- _INSTRUCTION_:
Reproduce the material verbatim, from its first line down to and including the line that contains "contact-label: Контакт: [634, 148, 662, 157]".

== DATASET RECORDS

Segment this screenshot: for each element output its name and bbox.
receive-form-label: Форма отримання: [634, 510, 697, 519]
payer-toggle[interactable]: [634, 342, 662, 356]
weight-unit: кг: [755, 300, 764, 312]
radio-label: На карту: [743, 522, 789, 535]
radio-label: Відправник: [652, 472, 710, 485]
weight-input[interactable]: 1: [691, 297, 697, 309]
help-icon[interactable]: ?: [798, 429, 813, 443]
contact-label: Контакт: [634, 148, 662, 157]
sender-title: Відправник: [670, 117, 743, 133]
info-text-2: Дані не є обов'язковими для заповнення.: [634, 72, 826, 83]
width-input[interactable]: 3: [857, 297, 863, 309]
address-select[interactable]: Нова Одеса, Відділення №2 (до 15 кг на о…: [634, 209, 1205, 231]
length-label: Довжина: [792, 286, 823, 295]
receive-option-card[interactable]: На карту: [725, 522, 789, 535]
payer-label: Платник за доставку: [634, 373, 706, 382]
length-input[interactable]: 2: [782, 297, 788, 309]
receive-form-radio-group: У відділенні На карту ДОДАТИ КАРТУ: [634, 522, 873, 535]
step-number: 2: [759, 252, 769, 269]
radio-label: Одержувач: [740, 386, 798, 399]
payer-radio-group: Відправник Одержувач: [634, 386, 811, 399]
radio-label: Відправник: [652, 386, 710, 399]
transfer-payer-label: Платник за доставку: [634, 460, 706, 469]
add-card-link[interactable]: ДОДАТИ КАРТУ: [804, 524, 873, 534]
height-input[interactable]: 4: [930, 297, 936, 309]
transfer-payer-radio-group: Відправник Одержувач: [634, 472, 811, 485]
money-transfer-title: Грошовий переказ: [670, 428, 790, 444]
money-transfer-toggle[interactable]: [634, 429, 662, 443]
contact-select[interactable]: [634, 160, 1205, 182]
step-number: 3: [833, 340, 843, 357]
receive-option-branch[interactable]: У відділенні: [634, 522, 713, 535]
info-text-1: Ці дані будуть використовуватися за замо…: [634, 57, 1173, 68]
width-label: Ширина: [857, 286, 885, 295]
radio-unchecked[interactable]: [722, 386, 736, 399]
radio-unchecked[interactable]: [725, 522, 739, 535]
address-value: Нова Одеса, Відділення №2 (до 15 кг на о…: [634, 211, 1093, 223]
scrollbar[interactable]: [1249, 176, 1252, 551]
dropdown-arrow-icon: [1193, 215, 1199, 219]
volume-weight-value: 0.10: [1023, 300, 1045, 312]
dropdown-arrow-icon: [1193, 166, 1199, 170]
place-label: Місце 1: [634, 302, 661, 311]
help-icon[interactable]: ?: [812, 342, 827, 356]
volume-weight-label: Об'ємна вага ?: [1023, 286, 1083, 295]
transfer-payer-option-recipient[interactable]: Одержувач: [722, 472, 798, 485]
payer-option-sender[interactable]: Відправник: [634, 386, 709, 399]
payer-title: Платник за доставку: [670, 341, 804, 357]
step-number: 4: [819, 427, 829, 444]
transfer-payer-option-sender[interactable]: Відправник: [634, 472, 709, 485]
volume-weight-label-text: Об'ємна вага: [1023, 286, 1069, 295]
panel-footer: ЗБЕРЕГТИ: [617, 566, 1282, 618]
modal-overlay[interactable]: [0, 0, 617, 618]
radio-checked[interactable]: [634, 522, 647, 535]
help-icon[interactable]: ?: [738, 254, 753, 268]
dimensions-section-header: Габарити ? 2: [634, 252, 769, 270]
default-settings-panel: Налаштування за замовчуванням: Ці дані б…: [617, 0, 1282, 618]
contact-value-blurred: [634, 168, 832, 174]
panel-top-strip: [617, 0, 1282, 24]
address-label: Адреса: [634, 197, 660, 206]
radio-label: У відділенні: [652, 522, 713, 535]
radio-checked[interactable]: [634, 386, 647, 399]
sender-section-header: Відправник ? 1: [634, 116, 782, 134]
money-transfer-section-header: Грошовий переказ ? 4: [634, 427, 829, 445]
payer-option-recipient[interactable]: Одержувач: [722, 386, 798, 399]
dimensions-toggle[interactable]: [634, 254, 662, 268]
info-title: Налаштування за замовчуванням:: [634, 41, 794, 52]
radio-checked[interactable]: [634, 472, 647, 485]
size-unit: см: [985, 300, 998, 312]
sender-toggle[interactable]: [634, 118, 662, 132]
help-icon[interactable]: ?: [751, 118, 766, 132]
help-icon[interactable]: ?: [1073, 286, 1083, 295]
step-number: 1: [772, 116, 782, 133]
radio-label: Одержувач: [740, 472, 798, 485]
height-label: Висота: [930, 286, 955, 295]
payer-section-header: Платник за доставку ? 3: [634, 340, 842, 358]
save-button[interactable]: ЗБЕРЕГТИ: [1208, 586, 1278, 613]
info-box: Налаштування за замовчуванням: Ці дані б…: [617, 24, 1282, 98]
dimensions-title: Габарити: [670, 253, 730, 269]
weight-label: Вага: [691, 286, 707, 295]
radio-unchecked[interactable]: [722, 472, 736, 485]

====

- _SOLUTION FOR THIS EXERCISE_:
Segment this screenshot: for each element output its name and bbox.
receive-form-label: Форма отримання: [634, 510, 697, 519]
payer-toggle[interactable]: [634, 342, 662, 356]
weight-unit: кг: [755, 300, 764, 312]
radio-label: На карту: [743, 522, 789, 535]
radio-label: Відправник: [652, 472, 710, 485]
weight-input[interactable]: 1: [691, 297, 697, 309]
help-icon[interactable]: ?: [798, 429, 813, 443]
contact-label: Контакт: [634, 148, 662, 157]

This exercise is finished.